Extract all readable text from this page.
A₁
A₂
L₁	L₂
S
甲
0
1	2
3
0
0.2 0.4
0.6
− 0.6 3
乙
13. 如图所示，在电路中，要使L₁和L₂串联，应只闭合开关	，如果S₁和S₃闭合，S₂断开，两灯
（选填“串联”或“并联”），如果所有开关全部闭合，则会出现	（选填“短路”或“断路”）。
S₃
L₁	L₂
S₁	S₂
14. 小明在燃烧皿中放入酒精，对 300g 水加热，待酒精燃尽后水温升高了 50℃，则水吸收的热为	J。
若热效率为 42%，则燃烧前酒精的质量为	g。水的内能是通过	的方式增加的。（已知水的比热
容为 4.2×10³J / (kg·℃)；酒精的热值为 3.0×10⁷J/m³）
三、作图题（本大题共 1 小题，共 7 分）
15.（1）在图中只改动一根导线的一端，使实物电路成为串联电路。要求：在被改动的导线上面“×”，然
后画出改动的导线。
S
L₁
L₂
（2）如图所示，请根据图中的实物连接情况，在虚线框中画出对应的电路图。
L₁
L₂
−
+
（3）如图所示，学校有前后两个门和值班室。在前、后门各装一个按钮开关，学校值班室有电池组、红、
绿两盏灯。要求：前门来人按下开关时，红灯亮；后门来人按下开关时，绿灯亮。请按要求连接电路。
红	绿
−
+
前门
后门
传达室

◆ ◆ ◆ ◆ ◆ ◆ ◆

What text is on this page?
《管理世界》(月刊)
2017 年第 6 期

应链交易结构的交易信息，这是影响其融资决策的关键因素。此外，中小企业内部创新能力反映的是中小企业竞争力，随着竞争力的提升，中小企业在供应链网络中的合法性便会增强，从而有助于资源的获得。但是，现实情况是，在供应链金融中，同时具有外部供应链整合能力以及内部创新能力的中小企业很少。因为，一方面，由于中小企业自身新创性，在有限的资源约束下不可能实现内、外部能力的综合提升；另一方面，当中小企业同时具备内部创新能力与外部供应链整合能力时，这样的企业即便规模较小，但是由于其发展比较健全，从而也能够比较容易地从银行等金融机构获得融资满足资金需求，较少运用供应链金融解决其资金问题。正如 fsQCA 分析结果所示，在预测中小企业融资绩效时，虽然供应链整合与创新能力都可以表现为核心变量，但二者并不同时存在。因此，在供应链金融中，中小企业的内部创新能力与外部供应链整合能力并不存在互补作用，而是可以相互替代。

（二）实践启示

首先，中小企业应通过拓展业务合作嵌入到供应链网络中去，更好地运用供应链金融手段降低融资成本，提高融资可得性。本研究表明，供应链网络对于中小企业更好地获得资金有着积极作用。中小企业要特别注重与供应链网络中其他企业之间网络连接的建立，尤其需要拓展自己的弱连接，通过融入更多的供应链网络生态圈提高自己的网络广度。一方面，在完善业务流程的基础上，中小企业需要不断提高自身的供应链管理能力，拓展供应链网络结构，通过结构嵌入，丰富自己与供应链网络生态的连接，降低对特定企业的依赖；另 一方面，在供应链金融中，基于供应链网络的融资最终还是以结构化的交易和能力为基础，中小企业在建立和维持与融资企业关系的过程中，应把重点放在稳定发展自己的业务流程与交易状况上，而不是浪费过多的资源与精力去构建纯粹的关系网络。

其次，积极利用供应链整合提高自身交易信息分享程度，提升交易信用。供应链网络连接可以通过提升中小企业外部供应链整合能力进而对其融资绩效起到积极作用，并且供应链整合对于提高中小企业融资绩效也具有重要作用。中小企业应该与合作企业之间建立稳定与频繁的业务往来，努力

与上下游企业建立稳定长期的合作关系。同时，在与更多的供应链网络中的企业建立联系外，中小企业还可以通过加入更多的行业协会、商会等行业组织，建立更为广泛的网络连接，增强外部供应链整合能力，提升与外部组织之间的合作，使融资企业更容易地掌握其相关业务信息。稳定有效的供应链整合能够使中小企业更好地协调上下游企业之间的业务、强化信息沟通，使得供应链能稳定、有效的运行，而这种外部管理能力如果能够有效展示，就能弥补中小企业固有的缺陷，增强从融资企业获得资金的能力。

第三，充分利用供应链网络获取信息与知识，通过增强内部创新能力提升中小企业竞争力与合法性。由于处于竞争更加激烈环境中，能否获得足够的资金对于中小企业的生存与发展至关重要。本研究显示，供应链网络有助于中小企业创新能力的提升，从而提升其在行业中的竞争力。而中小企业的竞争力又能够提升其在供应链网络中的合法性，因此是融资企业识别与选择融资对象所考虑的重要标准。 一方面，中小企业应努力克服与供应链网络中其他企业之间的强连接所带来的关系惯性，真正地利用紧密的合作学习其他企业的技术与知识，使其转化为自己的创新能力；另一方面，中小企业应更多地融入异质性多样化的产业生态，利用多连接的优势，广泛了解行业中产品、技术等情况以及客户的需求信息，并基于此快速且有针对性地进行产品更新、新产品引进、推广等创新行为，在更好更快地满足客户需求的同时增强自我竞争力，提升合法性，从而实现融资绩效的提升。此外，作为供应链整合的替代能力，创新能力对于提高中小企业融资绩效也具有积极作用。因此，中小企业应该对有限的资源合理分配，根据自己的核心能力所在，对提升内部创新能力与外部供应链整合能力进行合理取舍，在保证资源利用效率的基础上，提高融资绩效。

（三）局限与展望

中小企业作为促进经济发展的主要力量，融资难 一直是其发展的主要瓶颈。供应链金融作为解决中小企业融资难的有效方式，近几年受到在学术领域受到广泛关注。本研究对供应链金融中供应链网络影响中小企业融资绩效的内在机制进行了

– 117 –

◆ ◆ ◆ ◆ ◆ ◆ ◆

Find each line holding the word "如图所示" and copy it.

## [CORRECT RESPONSE]
13. 如图所示，在电路中，要使L₁和L₂串联，应只闭合开关	，如果S₁和S₃闭合，S₂断开，两灯
（2）如图所示，请根据图中的实物连接情况，在虚线框中画出对应的电路图。
（3）如图所示，学校有前后两个门和值班室。在前、后门各装一个按钮开关，学校值班室有电池组、红、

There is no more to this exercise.